## WRITTEN PROBLEM
Could you pick up the article on due diligence in mergers and acquisitions right after its final line and keep writing it?

## EXCERPTED PASSAGE
○ ○ ○ ○ ○

Merger and Acquisitions DUE DILIGENCE- Objective and Types

Merger and Acquisitions DUE DILIGENCE- Objective and Types                                                                               

Introduction

Due Diligence is the process by which confidential legal, financial and other material information is exchanged, reviewed and appraised by the parties to a business transaction, which is done prior to the transaction.  Due diligence is the process of disclosure and review of the seller’s business, which often includes its financial statements, corporate and organizational records, contracts, real and personal property, intellectual property, litigation, permits and authorization, and employment policies and benefits.

The scope of the due diligence process varies among transaction and depends on the industry and complexity of the business, financial resources and risk tolerance of the buyer and timing of the transaction.
Due diligence is used to investigate and evaluate a business opportunity. The term due diligence describes a general duty to exercise care in any transaction. As such, it spans investigation into all relevant aspects of the past, present, and predictable future of the business of a target company.

Need of Due diligence

Due diligence is an investigative process for providing, the desired comfort level
about the potential investment and to minimize the risks such as hidden uncovered liabilities, poor growth prospects, price claimed for proposed investment being on higher side etc. Due diligence is also necessary to ensure that there are no onerous contracts or other agreements that could affect the acquirer’s return on investment.
The procedures and analyses ultimately represent a window into the target Company’s success and potential, including what opportunities exist to grow the business further to meet your goals and objectives.

Objectives

The objective of due diligence is to verify the strategic identification or attractiveness
of the target company, valuation, risk associated etc.
The objective of due diligence includes—
1. Collect material of information from the target company.
2. Conduct a SWOT analysis to identify the strength and to uncover threats and weaknesses.

○ ○ ○ ○ ○

## SUPPLIED INFORMATION
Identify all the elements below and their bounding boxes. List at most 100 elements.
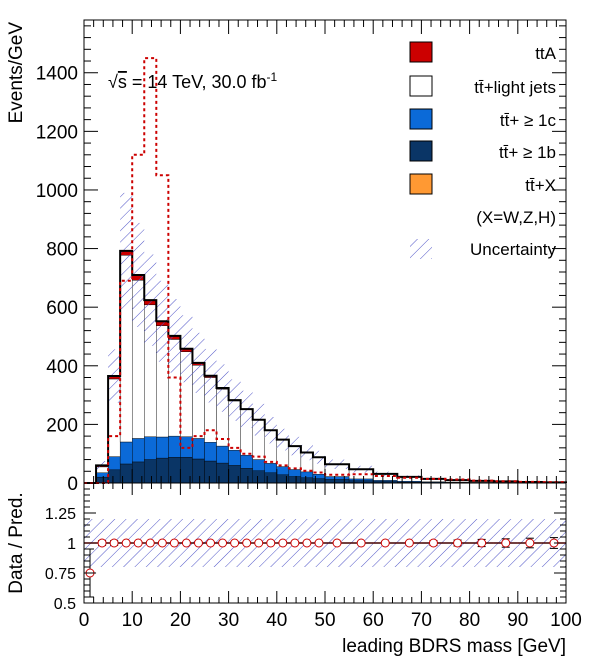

○ ○ ○ ○ ○

## EXERCISE RESULT
3. For improving the bargaining position depending on SWOT analysis.
4. To take an informed decision about an investment.
5. Identification of areas where representations and warranties are required.
6. To provide a desired comfort level in a transaction.
7. To ensure complete and accurate disclosure.
8. Bridge the gap between the existing and expected.
9. To take smooth/accurate action/decision.
10. To enhance the confidence of stake holders.

Type of Due diligence

1. Business Due Diligence
2. Legal Due Diligence
3. Financial Diligence
1. Business Due Diligence 
Business due diligence involves looking at quality of parties to a transaction, business prospects and quality of investment. It involves,
(i) Operational due diligence
Operational due diligence aims at the assessment of the functional operations of the target company, connectivity between operations, technological upgradation in operational process, financial
impact on operational efficiency etc. It also uncovers aspects on operational weakness, inadequacy of control mechanisms etc.
(ii) Strategicvdue diligence
Strategic due diligence tests the strategic rationale behind a proposed transaction and analyses whether the deal is commercially viable, whether the targeted value would be realized. It
considers factors such as value creation opportunities, competitive position, and critical capabilities.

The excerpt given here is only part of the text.